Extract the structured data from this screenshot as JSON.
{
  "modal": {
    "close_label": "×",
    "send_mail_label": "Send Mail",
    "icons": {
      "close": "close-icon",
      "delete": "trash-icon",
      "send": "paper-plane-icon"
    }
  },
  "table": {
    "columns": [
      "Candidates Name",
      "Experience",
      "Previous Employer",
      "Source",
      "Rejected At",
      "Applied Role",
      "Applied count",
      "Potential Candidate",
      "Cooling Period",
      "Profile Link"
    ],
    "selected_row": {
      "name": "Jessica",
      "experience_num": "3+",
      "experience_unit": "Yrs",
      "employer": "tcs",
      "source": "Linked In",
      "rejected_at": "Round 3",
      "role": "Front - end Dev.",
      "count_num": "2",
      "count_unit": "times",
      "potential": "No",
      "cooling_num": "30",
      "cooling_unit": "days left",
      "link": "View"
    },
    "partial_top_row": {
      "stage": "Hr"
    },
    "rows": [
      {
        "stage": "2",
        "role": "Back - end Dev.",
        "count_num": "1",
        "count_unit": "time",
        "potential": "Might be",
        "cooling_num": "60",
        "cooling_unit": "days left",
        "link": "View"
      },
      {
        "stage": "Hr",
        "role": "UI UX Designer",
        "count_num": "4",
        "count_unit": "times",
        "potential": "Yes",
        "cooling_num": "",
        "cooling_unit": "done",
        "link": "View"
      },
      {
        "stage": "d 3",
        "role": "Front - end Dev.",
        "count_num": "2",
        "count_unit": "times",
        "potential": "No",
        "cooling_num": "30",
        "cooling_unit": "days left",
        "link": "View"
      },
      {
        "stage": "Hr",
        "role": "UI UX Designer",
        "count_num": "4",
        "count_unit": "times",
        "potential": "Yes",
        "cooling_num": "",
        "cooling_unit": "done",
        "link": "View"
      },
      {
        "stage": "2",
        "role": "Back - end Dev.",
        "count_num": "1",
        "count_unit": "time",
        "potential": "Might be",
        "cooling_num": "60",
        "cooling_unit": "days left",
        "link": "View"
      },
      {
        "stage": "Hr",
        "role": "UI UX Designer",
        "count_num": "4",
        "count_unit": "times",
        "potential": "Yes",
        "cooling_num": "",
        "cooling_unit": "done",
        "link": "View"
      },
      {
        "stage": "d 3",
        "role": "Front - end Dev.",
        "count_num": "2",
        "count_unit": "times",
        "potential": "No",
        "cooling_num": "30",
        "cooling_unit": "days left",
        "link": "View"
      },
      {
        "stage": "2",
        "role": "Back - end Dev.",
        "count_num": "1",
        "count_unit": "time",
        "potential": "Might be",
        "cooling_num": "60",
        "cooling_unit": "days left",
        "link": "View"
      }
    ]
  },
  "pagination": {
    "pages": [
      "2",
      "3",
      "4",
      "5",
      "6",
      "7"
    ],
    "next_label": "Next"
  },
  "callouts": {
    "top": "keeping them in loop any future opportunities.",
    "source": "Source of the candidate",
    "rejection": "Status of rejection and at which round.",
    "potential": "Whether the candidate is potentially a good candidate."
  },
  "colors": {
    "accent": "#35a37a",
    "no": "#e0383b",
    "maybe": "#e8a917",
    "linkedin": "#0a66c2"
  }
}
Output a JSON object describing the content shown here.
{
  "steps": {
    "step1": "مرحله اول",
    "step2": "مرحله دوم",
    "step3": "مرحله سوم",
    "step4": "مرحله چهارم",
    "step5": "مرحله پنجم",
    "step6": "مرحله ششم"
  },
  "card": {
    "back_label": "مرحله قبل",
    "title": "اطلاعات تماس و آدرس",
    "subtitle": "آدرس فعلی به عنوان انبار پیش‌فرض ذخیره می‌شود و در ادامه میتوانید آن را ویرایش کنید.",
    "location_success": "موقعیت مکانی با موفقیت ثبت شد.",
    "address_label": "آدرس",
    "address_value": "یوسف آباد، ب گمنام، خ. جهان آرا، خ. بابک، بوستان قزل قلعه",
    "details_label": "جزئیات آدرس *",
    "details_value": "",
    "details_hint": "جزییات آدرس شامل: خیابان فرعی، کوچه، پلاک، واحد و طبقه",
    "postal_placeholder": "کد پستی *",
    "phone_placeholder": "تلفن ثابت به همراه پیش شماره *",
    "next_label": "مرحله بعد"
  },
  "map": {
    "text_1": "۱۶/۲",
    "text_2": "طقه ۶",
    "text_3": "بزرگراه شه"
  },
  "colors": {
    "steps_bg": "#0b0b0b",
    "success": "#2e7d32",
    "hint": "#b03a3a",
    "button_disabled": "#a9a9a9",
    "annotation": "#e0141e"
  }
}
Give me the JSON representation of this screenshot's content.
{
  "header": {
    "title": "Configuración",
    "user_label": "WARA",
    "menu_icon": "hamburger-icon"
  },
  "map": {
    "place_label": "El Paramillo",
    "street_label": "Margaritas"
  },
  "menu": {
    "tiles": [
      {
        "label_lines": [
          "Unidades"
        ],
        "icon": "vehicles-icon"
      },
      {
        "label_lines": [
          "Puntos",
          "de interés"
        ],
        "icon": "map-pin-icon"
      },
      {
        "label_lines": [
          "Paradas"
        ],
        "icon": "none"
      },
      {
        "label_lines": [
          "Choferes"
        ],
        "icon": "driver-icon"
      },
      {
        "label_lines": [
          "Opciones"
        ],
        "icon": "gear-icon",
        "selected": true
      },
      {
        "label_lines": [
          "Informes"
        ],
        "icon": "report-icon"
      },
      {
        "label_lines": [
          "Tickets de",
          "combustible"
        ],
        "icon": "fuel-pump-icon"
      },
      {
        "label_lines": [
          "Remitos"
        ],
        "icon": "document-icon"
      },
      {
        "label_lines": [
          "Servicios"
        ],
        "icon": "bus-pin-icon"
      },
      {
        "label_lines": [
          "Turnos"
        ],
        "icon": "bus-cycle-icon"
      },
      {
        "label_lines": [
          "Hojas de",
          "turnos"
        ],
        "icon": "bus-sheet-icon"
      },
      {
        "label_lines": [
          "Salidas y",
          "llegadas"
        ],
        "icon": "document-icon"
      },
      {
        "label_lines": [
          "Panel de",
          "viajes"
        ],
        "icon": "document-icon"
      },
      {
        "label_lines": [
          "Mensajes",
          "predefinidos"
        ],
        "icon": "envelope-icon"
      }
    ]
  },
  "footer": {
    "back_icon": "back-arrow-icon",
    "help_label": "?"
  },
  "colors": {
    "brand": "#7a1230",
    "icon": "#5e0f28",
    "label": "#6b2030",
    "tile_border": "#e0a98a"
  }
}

**Exercise brief:** Only the lines from the one containing "Give me the" to the end of the listing belong in the output, each reproduced exactly.

**Response:**
Give me the JSON representation of this screenshot's content.
{
  "header": {
    "title": "Configuración",
    "user_label": "WARA",
    "menu_icon": "hamburger-icon"
  },
  "map": {
    "place_label": "El Paramillo",
    "street_label": "Margaritas"
  },
  "menu": {
    "tiles": [
      {
        "label_lines": [
          "Unidades"
        ],
        "icon": "vehicles-icon"
      },
      {
        "label_lines": [
          "Puntos",
          "de interés"
        ],
        "icon": "map-pin-icon"
      },
      {
        "label_lines": [
          "Paradas"
        ],
        "icon": "none"
      },
      {
        "label_lines": [
          "Choferes"
        ],
        "icon": "driver-icon"
      },
      {
        "label_lines": [
          "Opciones"
        ],
        "icon": "gear-icon",
        "selected": true
      },
      {
        "label_lines": [
          "Informes"
        ],
        "icon": "report-icon"
      },
      {
        "label_lines": [
          "Tickets de",
          "combustible"
        ],
        "icon": "fuel-pump-icon"
      },
      {
        "label_lines": [
          "Remitos"
        ],
        "icon": "document-icon"
      },
      {
        "label_lines": [
          "Servicios"
        ],
        "icon": "bus-pin-icon"
      },
      {
        "label_lines": [
          "Turnos"
        ],
        "icon": "bus-cycle-icon"
      },
      {
        "label_lines": [
          "Hojas de",
          "turnos"
        ],
        "icon": "bus-sheet-icon"
      },
      {
        "label_lines": [
          "Salidas y",
          "llegadas"
        ],
        "icon": "document-icon"
      },
      {
        "label_lines": [
          "Panel de",
          "viajes"
        ],
        "icon": "document-icon"
      },
      {
        "label_lines": [
          "Mensajes",
          "predefinidos"
        ],
        "icon": "envelope-icon"
      }
    ]
  },
  "footer": {
    "back_icon": "back-arrow-icon",
    "help_label": "?"
  },
  "colors": {
    "brand": "#7a1230",
    "icon": "#5e0f28",
    "label": "#6b2030",
    "tile_border": "#e0a98a"
  }
}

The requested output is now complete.